** begin Records for the exercise **
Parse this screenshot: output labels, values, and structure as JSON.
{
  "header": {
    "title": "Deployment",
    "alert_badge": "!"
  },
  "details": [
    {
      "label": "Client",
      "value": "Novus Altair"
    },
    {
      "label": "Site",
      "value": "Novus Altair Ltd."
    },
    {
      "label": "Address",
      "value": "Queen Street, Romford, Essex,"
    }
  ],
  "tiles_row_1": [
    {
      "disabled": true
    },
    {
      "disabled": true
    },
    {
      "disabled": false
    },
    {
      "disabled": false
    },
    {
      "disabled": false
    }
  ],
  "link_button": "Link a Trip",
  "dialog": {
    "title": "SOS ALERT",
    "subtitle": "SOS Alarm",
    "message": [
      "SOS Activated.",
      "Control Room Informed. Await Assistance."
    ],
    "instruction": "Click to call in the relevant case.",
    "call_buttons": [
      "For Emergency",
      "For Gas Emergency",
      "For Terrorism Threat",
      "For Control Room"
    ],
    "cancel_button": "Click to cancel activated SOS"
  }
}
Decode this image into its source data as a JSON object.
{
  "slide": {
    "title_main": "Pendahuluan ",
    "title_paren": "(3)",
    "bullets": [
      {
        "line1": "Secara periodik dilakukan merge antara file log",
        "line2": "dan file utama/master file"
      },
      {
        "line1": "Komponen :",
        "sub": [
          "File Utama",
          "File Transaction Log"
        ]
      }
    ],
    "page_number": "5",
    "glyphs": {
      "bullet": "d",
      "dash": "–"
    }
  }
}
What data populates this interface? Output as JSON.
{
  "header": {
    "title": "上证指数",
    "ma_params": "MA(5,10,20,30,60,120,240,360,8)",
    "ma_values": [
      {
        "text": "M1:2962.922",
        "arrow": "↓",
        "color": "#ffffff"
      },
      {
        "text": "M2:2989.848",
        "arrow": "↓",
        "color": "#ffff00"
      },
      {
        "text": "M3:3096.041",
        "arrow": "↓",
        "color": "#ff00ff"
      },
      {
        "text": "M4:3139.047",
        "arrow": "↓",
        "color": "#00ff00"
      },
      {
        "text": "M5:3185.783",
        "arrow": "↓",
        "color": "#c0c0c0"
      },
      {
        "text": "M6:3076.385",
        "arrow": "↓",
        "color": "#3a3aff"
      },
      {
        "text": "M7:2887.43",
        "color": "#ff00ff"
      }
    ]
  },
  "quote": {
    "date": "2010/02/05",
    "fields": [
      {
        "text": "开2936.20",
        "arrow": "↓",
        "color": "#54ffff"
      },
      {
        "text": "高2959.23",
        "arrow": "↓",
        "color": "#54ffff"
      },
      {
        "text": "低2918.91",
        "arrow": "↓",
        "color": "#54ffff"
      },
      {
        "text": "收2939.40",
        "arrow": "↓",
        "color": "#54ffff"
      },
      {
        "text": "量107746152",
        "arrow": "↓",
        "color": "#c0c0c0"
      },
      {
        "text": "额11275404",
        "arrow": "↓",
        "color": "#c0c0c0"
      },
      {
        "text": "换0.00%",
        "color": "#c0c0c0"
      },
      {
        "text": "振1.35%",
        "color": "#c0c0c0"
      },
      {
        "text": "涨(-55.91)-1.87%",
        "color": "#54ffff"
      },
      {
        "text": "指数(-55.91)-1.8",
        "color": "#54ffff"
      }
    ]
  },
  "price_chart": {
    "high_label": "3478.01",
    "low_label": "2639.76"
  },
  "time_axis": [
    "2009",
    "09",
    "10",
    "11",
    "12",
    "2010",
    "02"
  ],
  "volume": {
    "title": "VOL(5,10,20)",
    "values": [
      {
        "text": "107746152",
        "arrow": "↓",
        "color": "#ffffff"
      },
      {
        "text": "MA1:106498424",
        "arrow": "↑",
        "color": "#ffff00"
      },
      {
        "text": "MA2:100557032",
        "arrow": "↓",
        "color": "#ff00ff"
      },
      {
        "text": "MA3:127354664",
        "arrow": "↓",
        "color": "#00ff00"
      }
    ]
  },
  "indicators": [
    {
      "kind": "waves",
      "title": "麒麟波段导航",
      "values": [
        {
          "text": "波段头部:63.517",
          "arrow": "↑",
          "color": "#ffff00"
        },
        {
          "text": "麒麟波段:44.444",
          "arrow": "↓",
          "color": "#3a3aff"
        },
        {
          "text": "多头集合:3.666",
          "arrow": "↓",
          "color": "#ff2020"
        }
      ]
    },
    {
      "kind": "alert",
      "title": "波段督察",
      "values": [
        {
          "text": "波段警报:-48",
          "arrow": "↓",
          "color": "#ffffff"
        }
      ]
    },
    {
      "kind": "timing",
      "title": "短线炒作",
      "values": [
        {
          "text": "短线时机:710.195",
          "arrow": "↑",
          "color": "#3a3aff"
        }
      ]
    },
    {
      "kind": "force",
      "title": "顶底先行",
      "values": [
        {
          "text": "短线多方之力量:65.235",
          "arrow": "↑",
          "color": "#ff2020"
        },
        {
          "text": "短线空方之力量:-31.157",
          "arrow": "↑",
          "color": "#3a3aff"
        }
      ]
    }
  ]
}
** end Records for the exercise **
■ **Written exercise**:
Once more, set down the full listing, verbatim.

■ **Result of the task**:
Parse this screenshot: output labels, values, and structure as JSON.
{
  "header": {
    "title": "Deployment",
    "alert_badge": "!"
  },
  "details": [
    {
      "label": "Client",
      "value": "Novus Altair"
    },
    {
      "label": "Site",
      "value": "Novus Altair Ltd."
    },
    {
      "label": "Address",
      "value": "Queen Street, Romford, Essex,"
    }
  ],
  "tiles_row_1": [
    {
      "disabled": true
    },
    {
      "disabled": true
    },
    {
      "disabled": false
    },
    {
      "disabled": false
    },
    {
      "disabled": false
    }
  ],
  "link_button": "Link a Trip",
  "dialog": {
    "title": "SOS ALERT",
    "subtitle": "SOS Alarm",
    "message": [
      "SOS Activated.",
      "Control Room Informed. Await Assistance."
    ],
    "instruction": "Click to call in the relevant case.",
    "call_buttons": [
      "For Emergency",
      "For Gas Emergency",
      "For Terrorism Threat",
      "For Control Room"
    ],
    "cancel_button": "Click to cancel activated SOS"
  }
}
Decode this image into its source data as a JSON object.
{
  "slide": {
    "title_main": "Pendahuluan ",
    "title_paren": "(3)",
    "bullets": [
      {
        "line1": "Secara periodik dilakukan merge antara file log",
        "line2": "dan file utama/master file"
      },
      {
        "line1": "Komponen :",
        "sub": [
          "File Utama",
          "File Transaction Log"
        ]
      }
    ],
    "page_number": "5",
    "glyphs": {
      "bullet": "d",
      "dash": "–"
    }
  }
}
What data populates this interface? Output as JSON.
{
  "header": {
    "title": "上证指数",
    "ma_params": "MA(5,10,20,30,60,120,240,360,8)",
    "ma_values": [
      {
        "text": "M1:2962.922",
        "arrow": "↓",
        "color": "#ffffff"
      },
      {
        "text": "M2:2989.848",
        "arrow": "↓",
        "color": "#ffff00"
      },
      {
        "text": "M3:3096.041",
        "arrow": "↓",
        "color": "#ff00ff"
      },
      {
        "text": "M4:3139.047",
        "arrow": "↓",
        "color": "#00ff00"
      },
      {
        "text": "M5:3185.783",
        "arrow": "↓",
        "color": "#c0c0c0"
      },
      {
        "text": "M6:3076.385",
        "arrow": "↓",
        "color": "#3a3aff"
      },
      {
        "text": "M7:2887.43",
        "color": "#ff00ff"
      }
    ]
  },
  "quote": {
    "date": "2010/02/05",
    "fields": [
      {
        "text": "开2936.20",
        "arrow": "↓",
        "color": "#54ffff"
      },
      {
        "text": "高2959.23",
        "arrow": "↓",
        "color": "#54ffff"
      },
      {
        "text": "低2918.91",
        "arrow": "↓",
        "color": "#54ffff"
      },
      {
        "text": "收2939.40",
        "arrow": "↓",
        "color": "#54ffff"
      },
      {
        "text": "量107746152",
        "arrow": "↓",
        "color": "#c0c0c0"
      },
      {
        "text": "额11275404",
        "arrow": "↓",
        "color": "#c0c0c0"
      },
      {
        "text": "换0.00%",
        "color": "#c0c0c0"
      },
      {
        "text": "振1.35%",
        "color": "#c0c0c0"
      },
      {
        "text": "涨(-55.91)-1.87%",
        "color": "#54ffff"
      },
      {
        "text": "指数(-55.91)-1.8",
        "color": "#54ffff"
      }
    ]
  },
  "price_chart": {
    "high_label": "3478.01",
    "low_label": "2639.76"
  },
  "time_axis": [
    "2009",
    "09",
    "10",
    "11",
    "12",
    "2010",
    "02"
  ],
  "volume": {
    "title": "VOL(5,10,20)",
    "values": [
      {
        "text": "107746152",
        "arrow": "↓",
        "color": "#ffffff"
      },
      {
        "text": "MA1:106498424",
        "arrow": "↑",
        "color": "#ffff00"
      },
      {
        "text": "MA2:100557032",
        "arrow": "↓",
        "color": "#ff00ff"
      },
      {
        "text": "MA3:127354664",
        "arrow": "↓",
        "color": "#00ff00"
      }
    ]
  },
  "indicators": [
    {
      "kind": "waves",
      "title": "麒麟波段导航",
      "values": [
        {
          "text": "波段头部:63.517",
          "arrow": "↑",
          "color": "#ffff00"
        },
        {
          "text": "麒麟波段:44.444",
          "arrow": "↓",
          "color": "#3a3aff"
        },
        {
          "text": "多头集合:3.666",
          "arrow": "↓",
          "color": "#ff2020"
        }
      ]
    },
    {
      "kind": "alert",
      "title": "波段督察",
      "values": [
        {
          "text": "波段警报:-48",
          "arrow": "↓",
          "color": "#ffffff"
        }
      ]
    },
    {
      "kind": "timing",
      "title": "短线炒作",
      "values": [
        {
          "text": "短线时机:710.195",
          "arrow": "↑",
          "color": "#3a3aff"
        }
      ]
    },
    {
      "kind": "force",
      "title": "顶底先行",
      "values": [
        {
          "text": "短线多方之力量:65.235",
          "arrow": "↑",
          "color": "#ff2020"
        },
        {
          "text": "短线空方之力量:-31.157",
          "arrow": "↑",
          "color": "#3a3aff"
        }
      ]
    }
  ]
}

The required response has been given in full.